- **Work to be completed**
Search the listing below for the string "ahora" and copy every line where it occurs.

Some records

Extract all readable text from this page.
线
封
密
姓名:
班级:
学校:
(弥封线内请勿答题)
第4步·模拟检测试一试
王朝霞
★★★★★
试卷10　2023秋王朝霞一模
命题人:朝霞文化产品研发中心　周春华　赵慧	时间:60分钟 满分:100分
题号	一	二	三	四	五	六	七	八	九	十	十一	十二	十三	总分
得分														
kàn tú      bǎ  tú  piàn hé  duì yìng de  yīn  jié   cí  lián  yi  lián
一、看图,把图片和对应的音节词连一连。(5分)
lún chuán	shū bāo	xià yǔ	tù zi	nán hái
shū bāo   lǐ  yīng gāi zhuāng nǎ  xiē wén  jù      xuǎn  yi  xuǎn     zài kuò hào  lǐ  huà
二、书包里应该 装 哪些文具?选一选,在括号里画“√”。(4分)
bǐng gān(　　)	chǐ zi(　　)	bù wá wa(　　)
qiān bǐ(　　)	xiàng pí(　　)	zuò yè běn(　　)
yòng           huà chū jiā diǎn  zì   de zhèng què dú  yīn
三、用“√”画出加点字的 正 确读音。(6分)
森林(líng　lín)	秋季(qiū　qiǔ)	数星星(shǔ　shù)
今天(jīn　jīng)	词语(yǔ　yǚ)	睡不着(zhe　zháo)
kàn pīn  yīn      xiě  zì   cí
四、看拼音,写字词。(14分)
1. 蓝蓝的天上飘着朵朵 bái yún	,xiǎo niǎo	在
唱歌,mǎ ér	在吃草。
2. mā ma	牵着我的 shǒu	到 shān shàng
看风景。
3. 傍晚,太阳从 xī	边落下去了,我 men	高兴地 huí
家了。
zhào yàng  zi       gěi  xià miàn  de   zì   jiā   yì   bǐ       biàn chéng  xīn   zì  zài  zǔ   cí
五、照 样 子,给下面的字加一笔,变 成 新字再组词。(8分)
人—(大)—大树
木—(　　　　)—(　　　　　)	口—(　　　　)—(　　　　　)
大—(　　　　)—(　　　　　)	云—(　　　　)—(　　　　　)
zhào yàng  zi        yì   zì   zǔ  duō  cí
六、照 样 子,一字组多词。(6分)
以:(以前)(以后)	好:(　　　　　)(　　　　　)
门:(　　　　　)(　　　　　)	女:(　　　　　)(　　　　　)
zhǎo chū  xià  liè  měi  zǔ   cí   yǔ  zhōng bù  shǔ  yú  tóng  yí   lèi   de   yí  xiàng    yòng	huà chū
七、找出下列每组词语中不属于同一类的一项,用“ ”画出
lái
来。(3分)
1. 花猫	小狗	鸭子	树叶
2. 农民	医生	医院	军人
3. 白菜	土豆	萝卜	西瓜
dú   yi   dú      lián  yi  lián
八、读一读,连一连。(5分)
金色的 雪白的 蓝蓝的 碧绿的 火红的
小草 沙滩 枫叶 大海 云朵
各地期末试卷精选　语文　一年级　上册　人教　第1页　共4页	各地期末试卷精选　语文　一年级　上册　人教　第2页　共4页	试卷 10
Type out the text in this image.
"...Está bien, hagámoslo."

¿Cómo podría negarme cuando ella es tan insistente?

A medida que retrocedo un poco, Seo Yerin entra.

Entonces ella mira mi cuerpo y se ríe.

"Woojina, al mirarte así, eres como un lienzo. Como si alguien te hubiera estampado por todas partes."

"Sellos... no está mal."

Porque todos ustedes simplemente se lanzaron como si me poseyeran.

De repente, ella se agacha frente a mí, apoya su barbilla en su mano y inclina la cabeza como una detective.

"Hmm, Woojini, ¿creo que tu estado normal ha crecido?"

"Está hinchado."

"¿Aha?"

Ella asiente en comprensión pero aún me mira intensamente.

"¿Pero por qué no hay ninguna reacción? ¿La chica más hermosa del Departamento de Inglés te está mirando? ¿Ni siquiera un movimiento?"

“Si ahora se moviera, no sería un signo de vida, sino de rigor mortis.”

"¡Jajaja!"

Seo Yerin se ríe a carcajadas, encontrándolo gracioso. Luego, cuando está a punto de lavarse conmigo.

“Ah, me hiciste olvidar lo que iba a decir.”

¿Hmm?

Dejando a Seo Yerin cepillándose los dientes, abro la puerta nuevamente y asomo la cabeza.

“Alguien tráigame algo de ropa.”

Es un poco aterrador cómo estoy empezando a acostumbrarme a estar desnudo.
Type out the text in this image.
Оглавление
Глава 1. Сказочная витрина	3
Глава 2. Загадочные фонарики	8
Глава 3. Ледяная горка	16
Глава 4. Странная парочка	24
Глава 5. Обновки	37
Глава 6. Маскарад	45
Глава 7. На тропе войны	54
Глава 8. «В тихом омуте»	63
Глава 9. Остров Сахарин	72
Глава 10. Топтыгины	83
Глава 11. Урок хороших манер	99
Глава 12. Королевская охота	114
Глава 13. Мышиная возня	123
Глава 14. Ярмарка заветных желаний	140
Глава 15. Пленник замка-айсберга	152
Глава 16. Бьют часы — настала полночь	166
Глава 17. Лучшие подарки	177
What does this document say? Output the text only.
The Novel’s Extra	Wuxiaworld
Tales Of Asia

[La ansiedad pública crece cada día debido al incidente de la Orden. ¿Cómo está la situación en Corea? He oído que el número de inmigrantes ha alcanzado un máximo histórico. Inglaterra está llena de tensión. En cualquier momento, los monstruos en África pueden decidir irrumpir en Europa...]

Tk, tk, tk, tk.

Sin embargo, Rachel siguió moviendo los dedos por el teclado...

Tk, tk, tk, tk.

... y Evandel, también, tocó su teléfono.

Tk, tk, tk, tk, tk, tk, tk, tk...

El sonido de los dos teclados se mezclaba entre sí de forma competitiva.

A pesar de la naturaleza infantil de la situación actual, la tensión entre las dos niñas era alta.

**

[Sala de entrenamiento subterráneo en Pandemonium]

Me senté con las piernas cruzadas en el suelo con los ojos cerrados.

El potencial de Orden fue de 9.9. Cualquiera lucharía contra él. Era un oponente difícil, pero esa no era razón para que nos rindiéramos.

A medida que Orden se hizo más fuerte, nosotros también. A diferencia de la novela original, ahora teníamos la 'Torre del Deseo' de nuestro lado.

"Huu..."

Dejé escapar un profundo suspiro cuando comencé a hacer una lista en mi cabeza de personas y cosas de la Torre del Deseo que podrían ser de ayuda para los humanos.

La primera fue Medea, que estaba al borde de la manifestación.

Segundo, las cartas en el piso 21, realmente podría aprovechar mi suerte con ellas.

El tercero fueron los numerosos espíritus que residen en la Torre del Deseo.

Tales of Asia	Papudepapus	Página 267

- **Solution for this problem**
“Si ahora se moviera, no sería un signo de vida, sino de rigor mortis.”
A medida que Orden se hizo más fuerte, nosotros también. A diferencia de la novela original, ahora teníamos la 'Torre del Deseo' de nuestro lado.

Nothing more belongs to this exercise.